Collected data entries
§
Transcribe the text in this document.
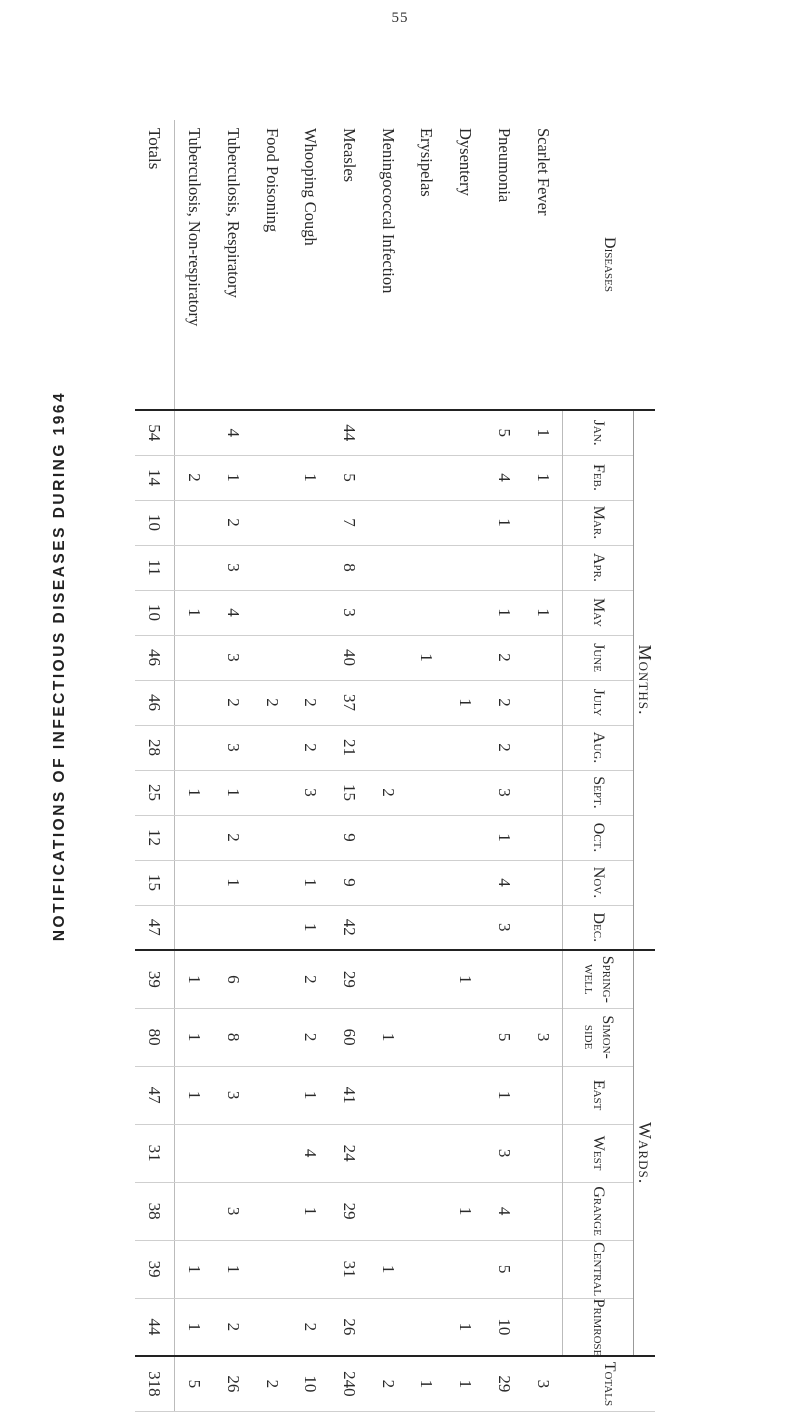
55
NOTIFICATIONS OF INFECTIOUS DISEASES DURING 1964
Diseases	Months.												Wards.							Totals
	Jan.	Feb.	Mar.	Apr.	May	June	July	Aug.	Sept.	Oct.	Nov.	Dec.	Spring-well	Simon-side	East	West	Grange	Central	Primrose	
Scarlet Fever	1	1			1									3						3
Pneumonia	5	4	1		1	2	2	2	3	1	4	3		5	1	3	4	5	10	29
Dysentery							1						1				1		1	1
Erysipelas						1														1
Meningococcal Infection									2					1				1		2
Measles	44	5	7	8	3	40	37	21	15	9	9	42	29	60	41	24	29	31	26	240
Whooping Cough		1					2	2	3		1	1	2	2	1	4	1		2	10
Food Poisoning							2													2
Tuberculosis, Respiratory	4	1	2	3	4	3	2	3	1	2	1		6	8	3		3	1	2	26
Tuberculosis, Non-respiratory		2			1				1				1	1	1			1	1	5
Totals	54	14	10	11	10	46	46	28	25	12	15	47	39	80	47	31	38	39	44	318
§
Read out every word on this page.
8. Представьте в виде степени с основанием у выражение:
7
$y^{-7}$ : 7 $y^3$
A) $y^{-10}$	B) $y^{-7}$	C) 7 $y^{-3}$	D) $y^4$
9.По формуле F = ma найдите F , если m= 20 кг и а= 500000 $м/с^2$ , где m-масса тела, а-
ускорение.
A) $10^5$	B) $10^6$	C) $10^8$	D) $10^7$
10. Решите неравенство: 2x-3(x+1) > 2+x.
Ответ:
§
* [Stated problem]
Tally the lines in the listing that hold "Tuberculosis" and report the number alone.

* [Task response]
2